===== Testo del documento =====

L’Ariosto copiò pressoché pedissequamente due versi citati dal Petrarca nel Sonetto IV del Canzoniere, laddove parlando del Cristo che venne in terra a rivelare la verità di Mosè e degli altri Profeti che fino ad allora avevano nascosto il vero intorno alla venuta del Messia, scrive:

 

Vegnendo in terra à illuminar le charte,

Chavean moltanni gia celato il vero.

 

Di seguito il sonetto completo:

 

SONETTO IV

 

[Innamorato di Laura, trae argomento per lodarla

dal luogo stesso dov’ella nacque]

 

    Quel, chinfinita providentia, et arte,
Mostro nel suo mirabil magistero,
Che creo questo, et quell'altro hemispero,
Et mansueto piu Giove, che Marte,
    Vegnendo in terra à illuminar le charte,
Chavean moltanni gia celato il vero,
Tolse Giovanni da la rete et Piero,
Et nel regno del ciel fece lor parte,
    Di se nascendo à Roma non fe gratia,
A Giudea si, tanto sovro ogni stato
Humiltate exaltar sempre gli piacque,
    Et hor di picciol borgo un sol n'hà dato,
Tal, che natura el luogo si ringratia,
Onde si bella Donna al mondo nacque 11.

=====

# [Consegna 1]
Nei versi del Sonetto IV riportati nel testo del documento compaiono dei nomi di persone o divinità: quali sono?
Il testo e l'elenco non hanno alcun legame tra loro.

===== Voci fornite =====

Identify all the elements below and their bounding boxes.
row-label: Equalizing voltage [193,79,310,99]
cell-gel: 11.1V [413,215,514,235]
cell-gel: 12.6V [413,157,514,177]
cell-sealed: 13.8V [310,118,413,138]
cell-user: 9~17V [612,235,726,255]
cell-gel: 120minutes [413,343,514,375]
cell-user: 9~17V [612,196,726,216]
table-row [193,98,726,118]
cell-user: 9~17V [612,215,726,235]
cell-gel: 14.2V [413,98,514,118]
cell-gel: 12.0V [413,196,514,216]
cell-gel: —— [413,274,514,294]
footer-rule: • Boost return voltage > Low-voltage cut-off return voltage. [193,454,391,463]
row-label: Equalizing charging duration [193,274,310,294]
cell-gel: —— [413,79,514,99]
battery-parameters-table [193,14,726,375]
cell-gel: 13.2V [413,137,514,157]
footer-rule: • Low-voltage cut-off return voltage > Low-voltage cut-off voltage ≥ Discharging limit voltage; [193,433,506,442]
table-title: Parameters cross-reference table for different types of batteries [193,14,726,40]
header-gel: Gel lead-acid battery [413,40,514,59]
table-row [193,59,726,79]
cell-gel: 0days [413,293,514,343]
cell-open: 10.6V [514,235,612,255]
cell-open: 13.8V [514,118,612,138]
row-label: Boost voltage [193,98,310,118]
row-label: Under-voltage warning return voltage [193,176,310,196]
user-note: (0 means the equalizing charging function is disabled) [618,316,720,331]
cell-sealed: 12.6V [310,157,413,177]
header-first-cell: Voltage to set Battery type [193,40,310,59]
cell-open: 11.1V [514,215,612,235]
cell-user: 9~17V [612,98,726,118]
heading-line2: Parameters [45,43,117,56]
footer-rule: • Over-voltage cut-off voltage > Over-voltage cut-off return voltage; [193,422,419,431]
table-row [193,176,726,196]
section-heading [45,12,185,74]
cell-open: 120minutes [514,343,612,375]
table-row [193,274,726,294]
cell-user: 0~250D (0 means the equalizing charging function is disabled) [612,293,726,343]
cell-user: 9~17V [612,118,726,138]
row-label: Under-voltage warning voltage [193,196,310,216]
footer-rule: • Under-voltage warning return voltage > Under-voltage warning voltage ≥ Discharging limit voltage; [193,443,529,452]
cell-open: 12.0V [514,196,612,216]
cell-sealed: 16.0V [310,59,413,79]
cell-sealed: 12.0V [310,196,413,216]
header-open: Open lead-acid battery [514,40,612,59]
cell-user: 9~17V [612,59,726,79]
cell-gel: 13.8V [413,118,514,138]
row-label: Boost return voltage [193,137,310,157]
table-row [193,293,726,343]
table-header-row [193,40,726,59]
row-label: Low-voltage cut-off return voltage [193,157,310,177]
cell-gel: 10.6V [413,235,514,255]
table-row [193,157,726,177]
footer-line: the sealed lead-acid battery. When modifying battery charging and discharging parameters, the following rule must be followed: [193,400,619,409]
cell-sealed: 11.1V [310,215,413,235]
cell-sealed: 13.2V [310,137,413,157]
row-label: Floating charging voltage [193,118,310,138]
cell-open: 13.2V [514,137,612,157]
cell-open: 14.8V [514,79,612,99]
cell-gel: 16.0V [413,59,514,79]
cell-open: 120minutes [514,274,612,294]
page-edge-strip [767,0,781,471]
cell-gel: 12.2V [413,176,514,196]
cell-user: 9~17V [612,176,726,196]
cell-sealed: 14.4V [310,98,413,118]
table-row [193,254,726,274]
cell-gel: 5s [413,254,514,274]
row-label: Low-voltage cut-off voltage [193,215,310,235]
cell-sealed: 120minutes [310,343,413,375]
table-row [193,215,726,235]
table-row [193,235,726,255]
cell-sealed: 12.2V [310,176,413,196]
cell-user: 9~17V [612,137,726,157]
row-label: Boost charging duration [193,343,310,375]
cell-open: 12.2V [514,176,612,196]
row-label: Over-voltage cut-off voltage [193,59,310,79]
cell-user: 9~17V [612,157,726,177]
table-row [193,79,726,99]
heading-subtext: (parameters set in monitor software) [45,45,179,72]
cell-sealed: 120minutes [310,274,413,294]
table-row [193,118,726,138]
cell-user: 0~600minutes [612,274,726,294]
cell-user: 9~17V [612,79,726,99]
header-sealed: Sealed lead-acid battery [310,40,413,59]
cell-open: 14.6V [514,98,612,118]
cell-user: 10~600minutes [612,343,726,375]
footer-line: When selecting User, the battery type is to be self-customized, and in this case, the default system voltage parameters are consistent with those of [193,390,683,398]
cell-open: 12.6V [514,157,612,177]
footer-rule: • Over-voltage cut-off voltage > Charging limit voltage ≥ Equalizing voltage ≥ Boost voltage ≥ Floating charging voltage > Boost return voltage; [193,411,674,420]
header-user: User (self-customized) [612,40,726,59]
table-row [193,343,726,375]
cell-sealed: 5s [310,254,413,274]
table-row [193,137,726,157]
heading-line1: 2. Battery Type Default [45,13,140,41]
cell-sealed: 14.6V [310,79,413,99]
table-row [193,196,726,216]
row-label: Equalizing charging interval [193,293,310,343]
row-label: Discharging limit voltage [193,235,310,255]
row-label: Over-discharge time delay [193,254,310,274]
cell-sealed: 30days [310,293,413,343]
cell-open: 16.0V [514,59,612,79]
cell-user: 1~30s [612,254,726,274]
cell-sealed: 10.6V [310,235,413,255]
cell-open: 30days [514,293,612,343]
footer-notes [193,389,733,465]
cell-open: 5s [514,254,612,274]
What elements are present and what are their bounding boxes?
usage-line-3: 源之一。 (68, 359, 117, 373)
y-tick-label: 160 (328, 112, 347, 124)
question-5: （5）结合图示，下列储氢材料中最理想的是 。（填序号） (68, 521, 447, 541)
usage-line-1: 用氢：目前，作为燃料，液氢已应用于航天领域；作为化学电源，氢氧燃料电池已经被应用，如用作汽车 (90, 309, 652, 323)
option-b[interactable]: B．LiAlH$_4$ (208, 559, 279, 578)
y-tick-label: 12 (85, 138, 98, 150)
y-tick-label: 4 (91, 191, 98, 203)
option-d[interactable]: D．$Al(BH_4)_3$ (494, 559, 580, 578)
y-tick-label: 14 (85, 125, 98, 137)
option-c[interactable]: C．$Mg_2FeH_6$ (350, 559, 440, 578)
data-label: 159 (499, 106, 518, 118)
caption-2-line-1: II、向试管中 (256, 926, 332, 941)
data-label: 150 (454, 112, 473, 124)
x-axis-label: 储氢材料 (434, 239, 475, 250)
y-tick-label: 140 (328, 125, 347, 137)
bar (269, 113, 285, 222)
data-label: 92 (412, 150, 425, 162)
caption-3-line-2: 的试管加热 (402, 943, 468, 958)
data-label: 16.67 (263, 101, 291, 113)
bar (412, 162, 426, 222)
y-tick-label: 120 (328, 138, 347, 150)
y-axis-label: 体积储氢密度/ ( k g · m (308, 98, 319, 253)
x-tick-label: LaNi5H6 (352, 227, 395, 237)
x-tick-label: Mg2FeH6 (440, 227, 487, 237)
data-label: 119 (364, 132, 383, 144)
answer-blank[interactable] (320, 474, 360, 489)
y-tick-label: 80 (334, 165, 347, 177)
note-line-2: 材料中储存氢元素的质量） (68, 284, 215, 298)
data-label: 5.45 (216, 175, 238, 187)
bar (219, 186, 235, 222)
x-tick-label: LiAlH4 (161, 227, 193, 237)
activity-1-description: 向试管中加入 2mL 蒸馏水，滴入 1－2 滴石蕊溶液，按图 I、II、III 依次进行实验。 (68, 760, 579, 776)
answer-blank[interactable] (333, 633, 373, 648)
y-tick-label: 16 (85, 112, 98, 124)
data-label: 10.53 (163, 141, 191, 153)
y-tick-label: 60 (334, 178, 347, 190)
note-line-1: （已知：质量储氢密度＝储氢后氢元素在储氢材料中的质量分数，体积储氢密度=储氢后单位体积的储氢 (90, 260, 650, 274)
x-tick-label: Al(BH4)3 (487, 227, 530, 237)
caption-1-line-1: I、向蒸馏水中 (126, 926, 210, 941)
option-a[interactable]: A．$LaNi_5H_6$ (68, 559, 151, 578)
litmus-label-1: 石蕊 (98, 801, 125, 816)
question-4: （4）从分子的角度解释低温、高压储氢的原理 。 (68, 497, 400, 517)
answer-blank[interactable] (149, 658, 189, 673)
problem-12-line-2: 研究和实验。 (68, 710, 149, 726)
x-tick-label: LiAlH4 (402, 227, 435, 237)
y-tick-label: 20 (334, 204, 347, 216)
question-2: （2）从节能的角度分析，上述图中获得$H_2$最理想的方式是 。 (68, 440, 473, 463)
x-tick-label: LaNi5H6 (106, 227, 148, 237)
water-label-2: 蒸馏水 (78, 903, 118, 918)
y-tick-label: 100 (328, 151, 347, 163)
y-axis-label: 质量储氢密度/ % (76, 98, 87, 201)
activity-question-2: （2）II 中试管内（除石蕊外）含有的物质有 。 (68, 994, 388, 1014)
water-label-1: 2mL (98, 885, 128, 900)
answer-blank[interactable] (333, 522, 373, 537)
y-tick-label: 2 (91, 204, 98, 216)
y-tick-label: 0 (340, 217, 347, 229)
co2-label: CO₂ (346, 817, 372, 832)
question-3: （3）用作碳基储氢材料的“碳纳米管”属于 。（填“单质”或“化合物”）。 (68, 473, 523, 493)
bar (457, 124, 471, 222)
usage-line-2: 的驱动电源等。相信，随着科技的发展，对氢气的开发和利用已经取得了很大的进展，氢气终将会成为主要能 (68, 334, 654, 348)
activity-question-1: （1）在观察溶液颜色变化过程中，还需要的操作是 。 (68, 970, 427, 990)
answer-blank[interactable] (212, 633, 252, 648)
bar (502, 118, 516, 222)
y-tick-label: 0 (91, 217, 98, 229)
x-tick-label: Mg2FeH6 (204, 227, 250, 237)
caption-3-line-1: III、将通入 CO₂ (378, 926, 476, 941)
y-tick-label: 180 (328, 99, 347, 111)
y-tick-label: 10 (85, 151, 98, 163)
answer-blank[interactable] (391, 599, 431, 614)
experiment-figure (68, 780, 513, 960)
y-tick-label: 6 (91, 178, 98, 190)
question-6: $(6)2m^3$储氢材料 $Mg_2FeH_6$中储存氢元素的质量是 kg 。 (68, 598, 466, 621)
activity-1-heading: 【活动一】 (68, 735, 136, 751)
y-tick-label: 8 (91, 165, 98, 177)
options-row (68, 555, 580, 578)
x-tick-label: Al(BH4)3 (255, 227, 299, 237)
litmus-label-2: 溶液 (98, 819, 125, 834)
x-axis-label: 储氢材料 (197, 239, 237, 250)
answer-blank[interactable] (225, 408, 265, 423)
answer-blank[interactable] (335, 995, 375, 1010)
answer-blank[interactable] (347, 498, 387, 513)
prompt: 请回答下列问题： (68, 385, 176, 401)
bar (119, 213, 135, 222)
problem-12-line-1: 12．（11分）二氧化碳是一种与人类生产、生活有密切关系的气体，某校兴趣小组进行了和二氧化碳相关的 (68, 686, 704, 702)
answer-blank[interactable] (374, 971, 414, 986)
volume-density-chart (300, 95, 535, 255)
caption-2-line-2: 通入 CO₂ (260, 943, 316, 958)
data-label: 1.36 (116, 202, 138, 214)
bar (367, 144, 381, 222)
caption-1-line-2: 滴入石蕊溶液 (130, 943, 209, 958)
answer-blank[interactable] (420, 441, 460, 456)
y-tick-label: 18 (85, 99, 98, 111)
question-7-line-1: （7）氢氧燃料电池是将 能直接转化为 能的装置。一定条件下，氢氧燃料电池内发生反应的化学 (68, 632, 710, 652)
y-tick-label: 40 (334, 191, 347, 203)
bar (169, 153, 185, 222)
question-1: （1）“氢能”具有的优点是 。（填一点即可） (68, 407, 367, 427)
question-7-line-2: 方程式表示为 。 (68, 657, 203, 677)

=====

# [Consegna 2]
Trova nell'elenco tutte le righe che contengono la stringa "体积储氢密度" e riportale, tenendo conto di maiuscole e minuscole.

# [Soluzione 1]
Giove, Marte, Giovanni, Piero

# [Soluzione 2]
y-axis-label: 体积储氢密度/ ( k g · m (308, 98, 319, 253)
note-line-1: （已知：质量储氢密度＝储氢后氢元素在储氢材料中的质量分数，体积储氢密度=储氢后单位体积的储氢 (90, 260, 650, 274)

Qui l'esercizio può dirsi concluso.